══ Supplied data ══

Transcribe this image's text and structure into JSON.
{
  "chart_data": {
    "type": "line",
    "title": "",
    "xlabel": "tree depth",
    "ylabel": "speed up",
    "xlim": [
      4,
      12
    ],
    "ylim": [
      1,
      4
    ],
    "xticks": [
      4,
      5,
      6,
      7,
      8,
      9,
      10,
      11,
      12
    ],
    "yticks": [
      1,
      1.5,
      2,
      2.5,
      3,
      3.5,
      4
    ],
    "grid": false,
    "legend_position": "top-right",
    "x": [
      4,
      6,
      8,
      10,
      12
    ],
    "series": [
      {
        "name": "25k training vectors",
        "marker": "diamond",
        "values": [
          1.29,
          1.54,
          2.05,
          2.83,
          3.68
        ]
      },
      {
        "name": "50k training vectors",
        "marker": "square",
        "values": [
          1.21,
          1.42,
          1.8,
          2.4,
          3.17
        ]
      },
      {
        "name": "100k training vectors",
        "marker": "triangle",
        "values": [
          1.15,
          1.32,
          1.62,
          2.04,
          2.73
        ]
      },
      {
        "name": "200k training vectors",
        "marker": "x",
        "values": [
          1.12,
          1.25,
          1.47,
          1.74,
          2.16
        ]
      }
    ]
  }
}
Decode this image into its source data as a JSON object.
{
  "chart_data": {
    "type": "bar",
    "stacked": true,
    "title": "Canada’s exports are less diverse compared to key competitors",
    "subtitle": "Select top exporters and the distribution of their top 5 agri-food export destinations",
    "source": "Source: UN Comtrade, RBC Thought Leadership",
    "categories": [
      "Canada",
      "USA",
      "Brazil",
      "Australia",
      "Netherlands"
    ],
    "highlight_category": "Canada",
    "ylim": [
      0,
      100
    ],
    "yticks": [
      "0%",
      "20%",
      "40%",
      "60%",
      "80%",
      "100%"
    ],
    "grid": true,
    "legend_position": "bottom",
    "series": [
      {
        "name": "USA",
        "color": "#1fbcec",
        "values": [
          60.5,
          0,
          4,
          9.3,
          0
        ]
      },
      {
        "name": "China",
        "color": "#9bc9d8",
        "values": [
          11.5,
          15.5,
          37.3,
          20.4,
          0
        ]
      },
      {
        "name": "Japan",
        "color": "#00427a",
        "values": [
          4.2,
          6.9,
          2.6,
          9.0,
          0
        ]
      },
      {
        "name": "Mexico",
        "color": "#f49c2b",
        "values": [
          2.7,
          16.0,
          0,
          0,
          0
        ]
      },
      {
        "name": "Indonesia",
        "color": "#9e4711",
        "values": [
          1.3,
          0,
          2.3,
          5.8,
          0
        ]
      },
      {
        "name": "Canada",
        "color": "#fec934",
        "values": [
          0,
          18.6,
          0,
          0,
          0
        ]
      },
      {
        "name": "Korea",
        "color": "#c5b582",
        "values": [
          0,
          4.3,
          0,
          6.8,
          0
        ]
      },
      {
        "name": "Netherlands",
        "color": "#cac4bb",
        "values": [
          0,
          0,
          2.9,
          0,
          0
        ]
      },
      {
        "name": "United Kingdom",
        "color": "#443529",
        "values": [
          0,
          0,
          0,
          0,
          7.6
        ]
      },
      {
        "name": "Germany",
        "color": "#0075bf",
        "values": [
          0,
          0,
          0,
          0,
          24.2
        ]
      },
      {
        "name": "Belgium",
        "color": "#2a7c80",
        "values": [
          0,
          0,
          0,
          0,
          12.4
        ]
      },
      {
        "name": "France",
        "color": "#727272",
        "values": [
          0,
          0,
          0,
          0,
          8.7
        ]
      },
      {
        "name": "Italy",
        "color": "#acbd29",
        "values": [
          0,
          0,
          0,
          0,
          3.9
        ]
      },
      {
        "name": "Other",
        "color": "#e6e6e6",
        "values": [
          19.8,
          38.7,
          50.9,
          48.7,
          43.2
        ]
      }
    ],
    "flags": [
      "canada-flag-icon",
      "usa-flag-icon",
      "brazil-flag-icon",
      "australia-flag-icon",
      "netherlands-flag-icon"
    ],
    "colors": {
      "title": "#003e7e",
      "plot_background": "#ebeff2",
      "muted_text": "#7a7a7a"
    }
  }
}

═══

*Challenge:*
Pick out, from the lines above, every one that contains the string "JSON".

*Output of the task:*
Transcribe this image's text and structure into JSON.
Decode this image into its source data as a JSON object.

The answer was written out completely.